> [SUPPLIED MATERIAL]
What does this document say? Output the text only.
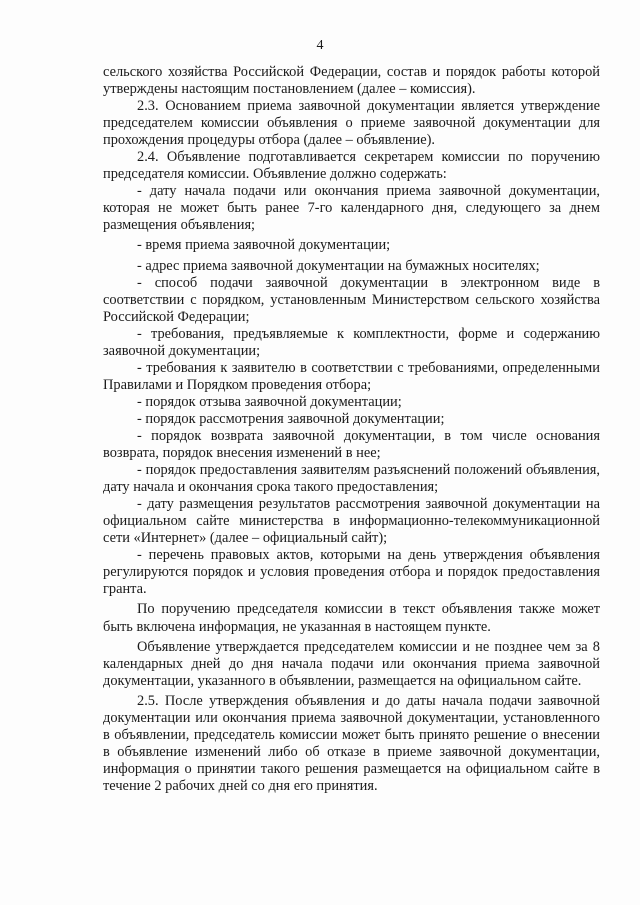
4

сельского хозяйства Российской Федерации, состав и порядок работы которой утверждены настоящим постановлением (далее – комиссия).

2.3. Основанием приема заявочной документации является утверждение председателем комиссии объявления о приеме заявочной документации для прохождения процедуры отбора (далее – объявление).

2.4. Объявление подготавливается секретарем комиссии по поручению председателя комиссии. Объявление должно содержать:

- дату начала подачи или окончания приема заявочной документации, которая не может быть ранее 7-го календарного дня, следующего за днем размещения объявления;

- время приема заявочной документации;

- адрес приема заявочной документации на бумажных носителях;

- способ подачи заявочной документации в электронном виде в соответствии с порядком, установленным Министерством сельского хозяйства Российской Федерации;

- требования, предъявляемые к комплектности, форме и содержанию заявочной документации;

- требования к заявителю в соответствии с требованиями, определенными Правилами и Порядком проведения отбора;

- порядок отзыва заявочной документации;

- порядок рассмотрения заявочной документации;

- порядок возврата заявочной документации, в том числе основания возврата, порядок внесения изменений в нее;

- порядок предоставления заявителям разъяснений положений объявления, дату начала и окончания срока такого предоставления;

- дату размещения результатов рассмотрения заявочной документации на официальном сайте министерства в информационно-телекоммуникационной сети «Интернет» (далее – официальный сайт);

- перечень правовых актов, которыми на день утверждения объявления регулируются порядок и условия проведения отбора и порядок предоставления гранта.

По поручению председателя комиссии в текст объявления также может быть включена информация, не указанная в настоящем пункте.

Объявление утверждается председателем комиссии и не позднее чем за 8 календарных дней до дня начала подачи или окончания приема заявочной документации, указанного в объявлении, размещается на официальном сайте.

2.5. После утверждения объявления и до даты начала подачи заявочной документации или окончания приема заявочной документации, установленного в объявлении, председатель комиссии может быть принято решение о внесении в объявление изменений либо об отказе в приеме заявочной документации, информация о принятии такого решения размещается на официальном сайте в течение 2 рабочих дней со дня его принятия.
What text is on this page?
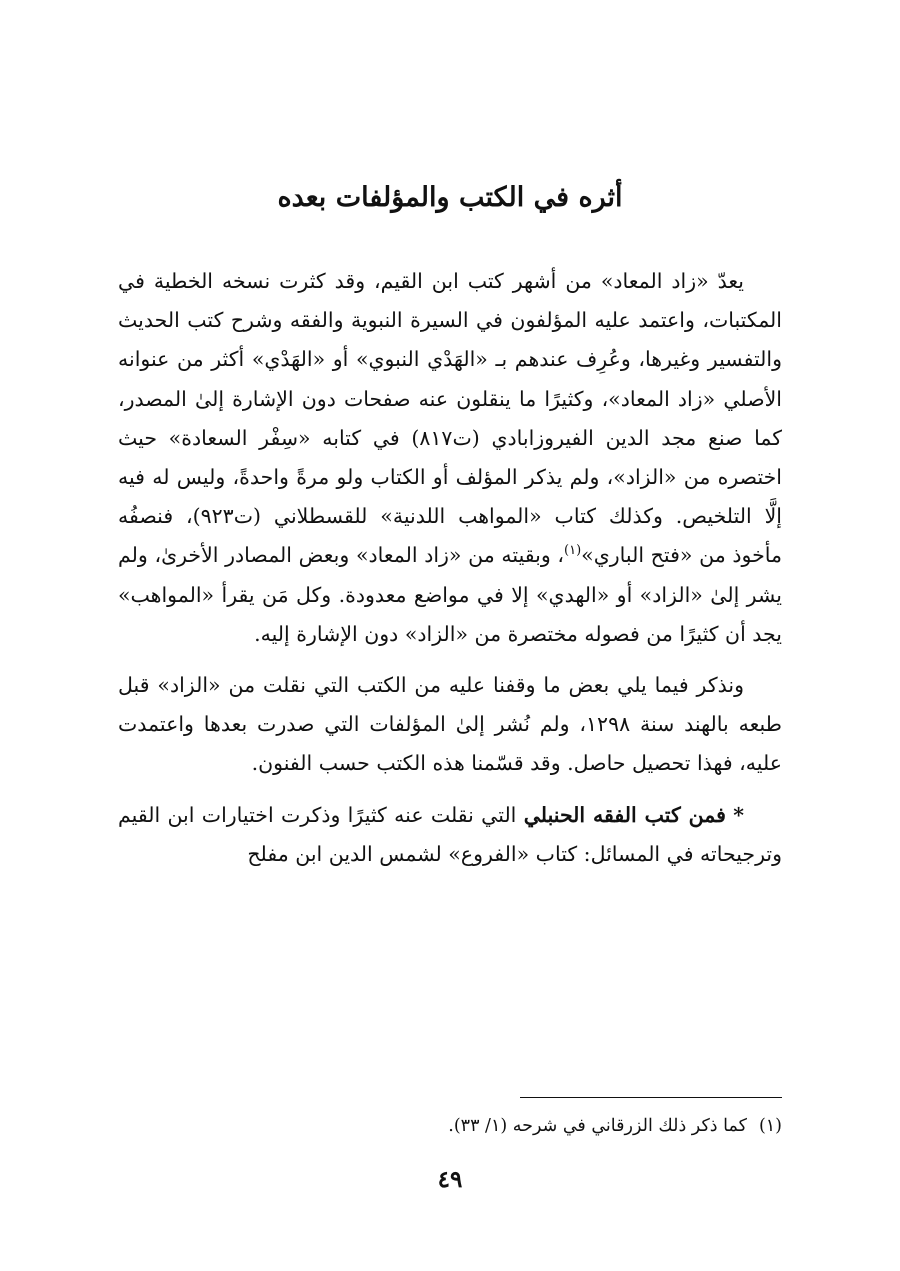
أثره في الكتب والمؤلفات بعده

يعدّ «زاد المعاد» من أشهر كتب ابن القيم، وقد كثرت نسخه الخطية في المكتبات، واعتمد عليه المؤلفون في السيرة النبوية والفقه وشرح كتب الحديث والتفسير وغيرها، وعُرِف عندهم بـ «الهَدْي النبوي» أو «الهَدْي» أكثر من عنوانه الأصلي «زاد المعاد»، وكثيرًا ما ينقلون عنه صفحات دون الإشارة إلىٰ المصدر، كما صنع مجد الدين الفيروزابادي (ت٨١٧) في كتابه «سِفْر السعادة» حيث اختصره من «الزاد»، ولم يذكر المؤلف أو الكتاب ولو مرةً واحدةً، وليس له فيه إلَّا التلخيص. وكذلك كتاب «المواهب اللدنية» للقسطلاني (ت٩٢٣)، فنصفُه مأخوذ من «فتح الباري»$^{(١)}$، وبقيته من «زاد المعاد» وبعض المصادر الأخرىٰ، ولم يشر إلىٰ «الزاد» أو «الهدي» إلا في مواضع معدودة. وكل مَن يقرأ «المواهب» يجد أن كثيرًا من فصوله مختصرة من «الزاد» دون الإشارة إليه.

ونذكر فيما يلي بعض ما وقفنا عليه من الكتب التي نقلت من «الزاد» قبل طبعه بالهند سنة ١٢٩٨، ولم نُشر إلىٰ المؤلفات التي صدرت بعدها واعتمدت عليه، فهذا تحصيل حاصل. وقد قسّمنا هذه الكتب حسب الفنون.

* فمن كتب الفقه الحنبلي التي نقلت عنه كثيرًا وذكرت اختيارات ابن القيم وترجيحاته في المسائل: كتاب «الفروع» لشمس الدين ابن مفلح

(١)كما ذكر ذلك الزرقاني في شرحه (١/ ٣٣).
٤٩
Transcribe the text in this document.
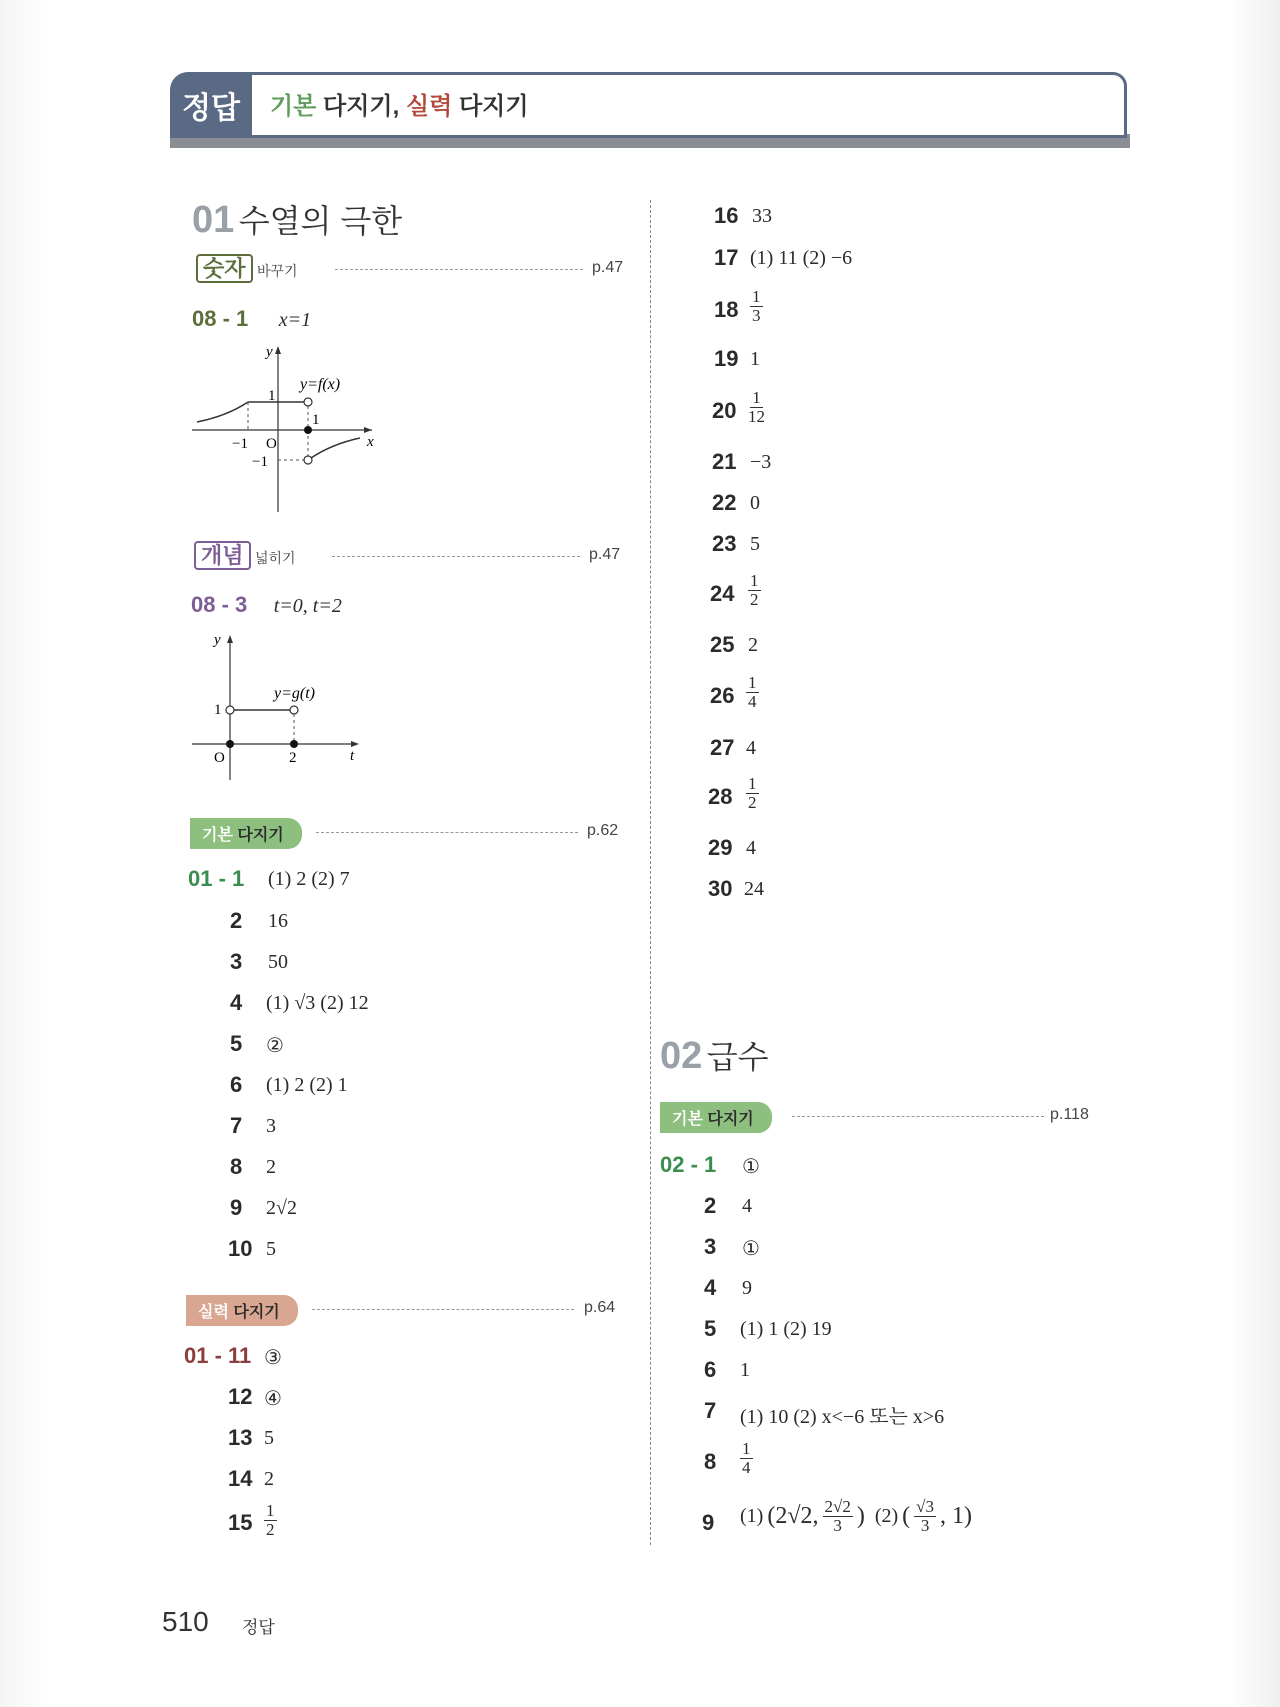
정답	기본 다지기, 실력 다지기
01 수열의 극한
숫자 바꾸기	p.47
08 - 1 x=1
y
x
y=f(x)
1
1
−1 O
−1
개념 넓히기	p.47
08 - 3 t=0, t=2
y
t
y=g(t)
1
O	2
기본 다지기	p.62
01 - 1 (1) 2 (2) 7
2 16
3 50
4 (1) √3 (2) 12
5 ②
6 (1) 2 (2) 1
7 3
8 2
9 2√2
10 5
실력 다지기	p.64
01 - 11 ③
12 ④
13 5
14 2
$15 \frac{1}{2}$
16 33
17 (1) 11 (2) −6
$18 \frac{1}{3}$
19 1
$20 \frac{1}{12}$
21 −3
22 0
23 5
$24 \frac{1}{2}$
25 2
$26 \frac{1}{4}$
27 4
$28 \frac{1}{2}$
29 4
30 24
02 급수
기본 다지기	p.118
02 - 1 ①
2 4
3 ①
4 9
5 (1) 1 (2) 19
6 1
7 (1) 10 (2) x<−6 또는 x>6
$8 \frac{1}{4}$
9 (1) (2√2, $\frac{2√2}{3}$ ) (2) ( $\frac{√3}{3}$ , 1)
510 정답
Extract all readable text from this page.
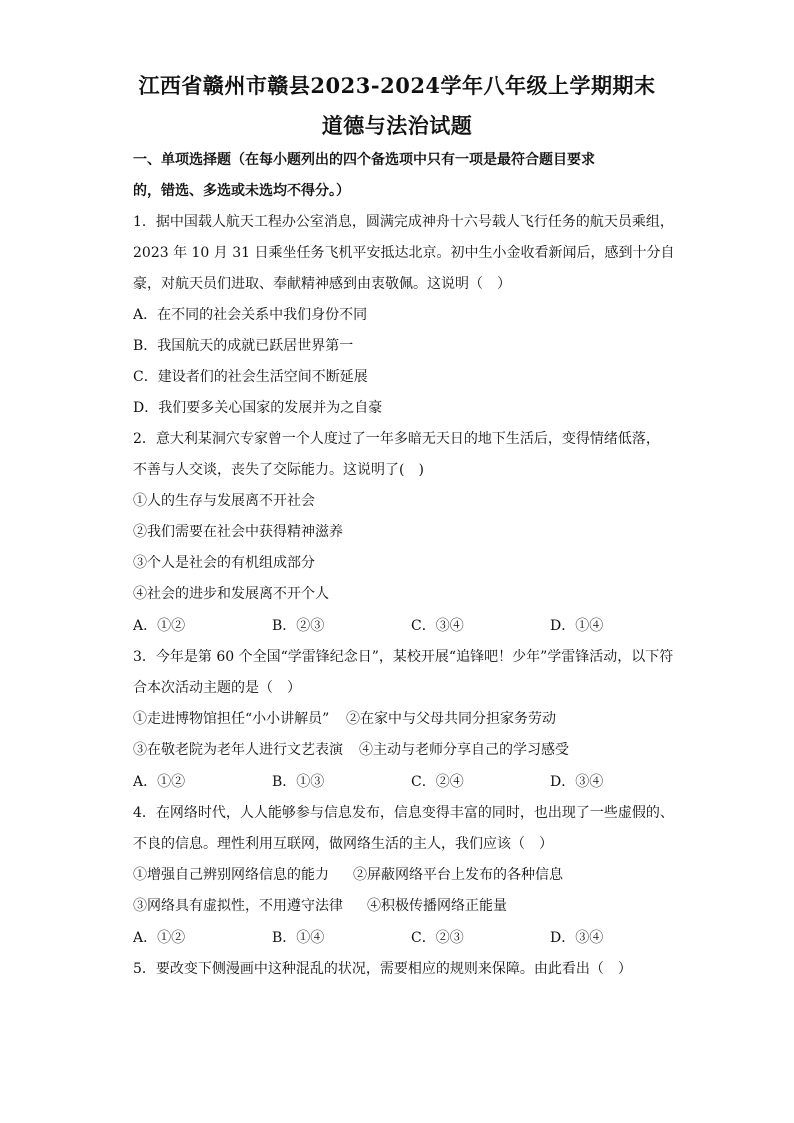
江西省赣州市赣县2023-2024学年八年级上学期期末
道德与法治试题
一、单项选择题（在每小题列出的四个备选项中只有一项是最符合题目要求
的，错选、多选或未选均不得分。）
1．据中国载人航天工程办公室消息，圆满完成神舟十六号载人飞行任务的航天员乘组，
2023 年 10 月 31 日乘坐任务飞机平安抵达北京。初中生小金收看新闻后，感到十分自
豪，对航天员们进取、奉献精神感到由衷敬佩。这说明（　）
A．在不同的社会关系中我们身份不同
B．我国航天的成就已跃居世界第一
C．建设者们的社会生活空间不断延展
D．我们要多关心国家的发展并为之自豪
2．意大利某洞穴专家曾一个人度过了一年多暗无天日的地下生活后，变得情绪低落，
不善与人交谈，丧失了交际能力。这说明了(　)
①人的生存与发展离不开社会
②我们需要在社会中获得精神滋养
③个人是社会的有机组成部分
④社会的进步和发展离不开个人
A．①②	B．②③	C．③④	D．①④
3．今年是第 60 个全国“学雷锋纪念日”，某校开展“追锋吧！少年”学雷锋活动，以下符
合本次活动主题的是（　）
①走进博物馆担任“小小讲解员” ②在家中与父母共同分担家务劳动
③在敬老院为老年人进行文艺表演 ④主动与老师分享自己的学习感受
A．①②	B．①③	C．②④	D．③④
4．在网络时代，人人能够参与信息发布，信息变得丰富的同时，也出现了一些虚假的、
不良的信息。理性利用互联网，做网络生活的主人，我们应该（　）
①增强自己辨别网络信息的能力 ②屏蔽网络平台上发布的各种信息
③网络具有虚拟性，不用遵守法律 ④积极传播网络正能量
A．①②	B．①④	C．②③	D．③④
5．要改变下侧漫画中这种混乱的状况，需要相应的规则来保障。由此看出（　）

> [JOB] State how many lines of the listing hold the string "كتاب"; reply with the number and nothing else.

> [WRITTEN SOLUTION] 2